Job: Keep the wording of each record exactly the same when you repeat it, and leave out pictures.

## Start

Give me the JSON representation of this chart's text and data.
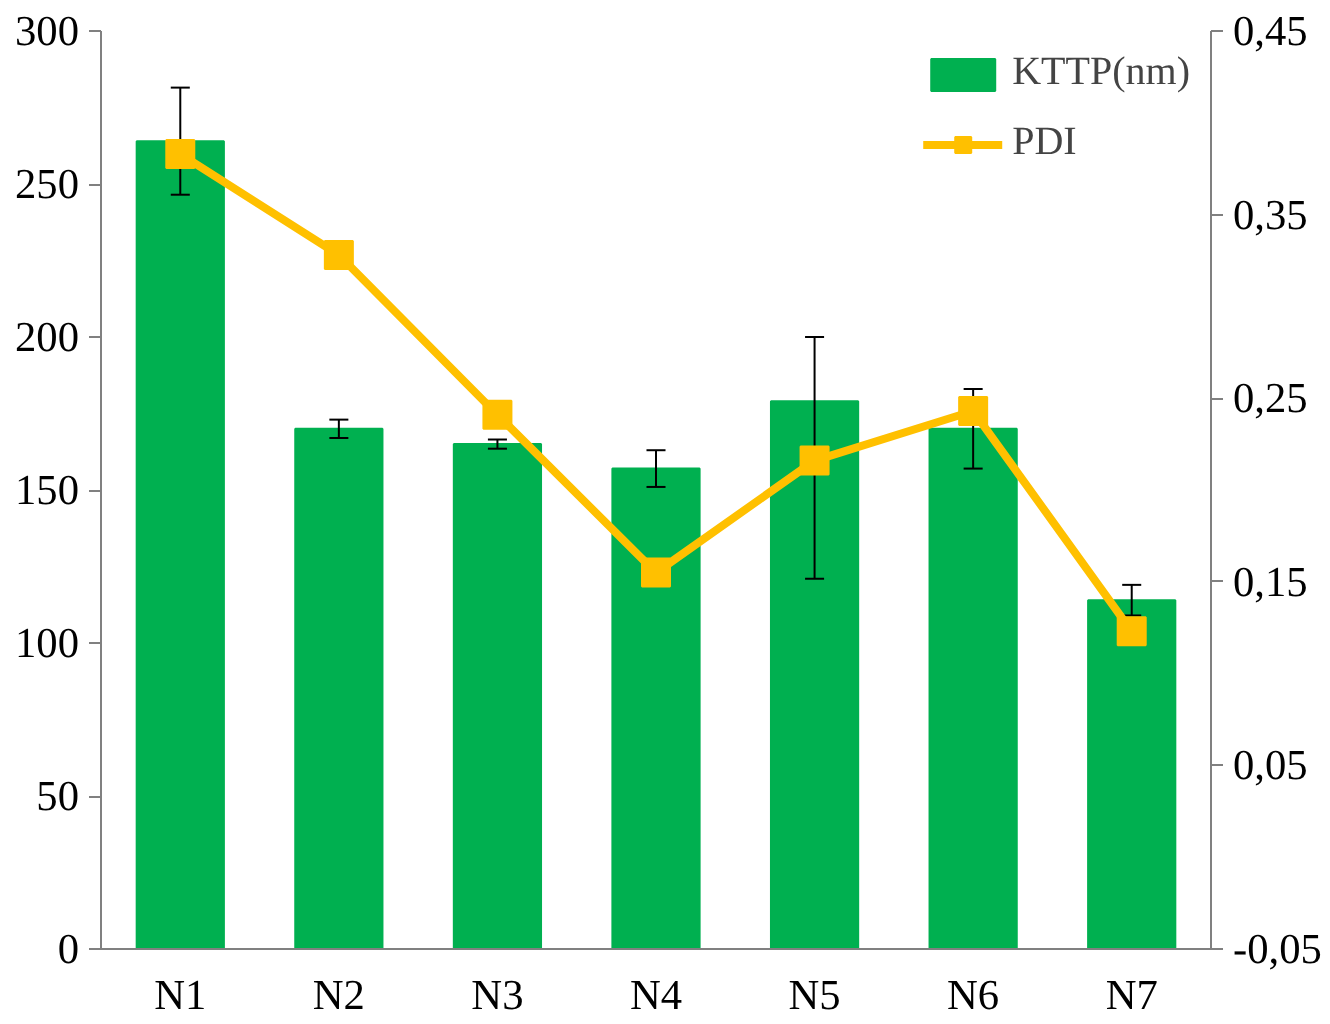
{
  "chart_data": {
    "type": "bar",
    "categories": [
      "N1",
      "N2",
      "N3",
      "N4",
      "N5",
      "N6",
      "N7"
    ],
    "series": [
      {
        "name": "KTTP(nm)",
        "color": "#00b050",
        "values": [
          264,
          170,
          165,
          157,
          179,
          170,
          114
        ],
        "errors": [
          17.5,
          3,
          1.5,
          6,
          [
            121,
            200
          ],
          13,
          5
        ]
      },
      {
        "name": "PDI",
        "type": "line",
        "axis": "y2",
        "color": "#ffc000",
        "marker": "square",
        "values": [
          0.383,
          0.328,
          0.241,
          0.155,
          0.216,
          0.243,
          0.123
        ]
      }
    ],
    "ylim": [
      0,
      300
    ],
    "yticks": [
      0,
      50,
      100,
      150,
      200,
      250,
      300
    ],
    "y2lim": [
      -0.05,
      0.45
    ],
    "y2ticks": [
      {
        "value": -0.05,
        "label": "-0,05"
      },
      {
        "value": 0.05,
        "label": "0,05"
      },
      {
        "value": 0.15,
        "label": "0,15"
      },
      {
        "value": 0.25,
        "label": "0,25"
      },
      {
        "value": 0.35,
        "label": "0,35"
      },
      {
        "value": 0.45,
        "label": "0,45"
      }
    ],
    "grid": false,
    "legend": "top right"
  }
}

## End

Finished task:
Give me the JSON representation of this chart's text and data.
{
  "chart_data": {
    "type": "bar",
    "categories": [
      "N1",
      "N2",
      "N3",
      "N4",
      "N5",
      "N6",
      "N7"
    ],
    "series": [
      {
        "name": "KTTP(nm)",
        "color": "#00b050",
        "values": [
          264,
          170,
          165,
          157,
          179,
          170,
          114
        ],
        "errors": [
          17.5,
          3,
          1.5,
          6,
          [
            121,
            200
          ],
          13,
          5
        ]
      },
      {
        "name": "PDI",
        "type": "line",
        "axis": "y2",
        "color": "#ffc000",
        "marker": "square",
        "values": [
          0.383,
          0.328,
          0.241,
          0.155,
          0.216,
          0.243,
          0.123
        ]
      }
    ],
    "ylim": [
      0,
      300
    ],
    "yticks": [
      0,
      50,
      100,
      150,
      200,
      250,
      300
    ],
    "y2lim": [
      -0.05,
      0.45
    ],
    "y2ticks": [
      {
        "value": -0.05,
        "label": "-0,05"
      },
      {
        "value": 0.05,
        "label": "0,05"
      },
      {
        "value": 0.15,
        "label": "0,15"
      },
      {
        "value": 0.25,
        "label": "0,25"
      },
      {
        "value": 0.35,
        "label": "0,35"
      },
      {
        "value": 0.45,
        "label": "0,45"
      }
    ],
    "grid": false,
    "legend": "top right"
  }
}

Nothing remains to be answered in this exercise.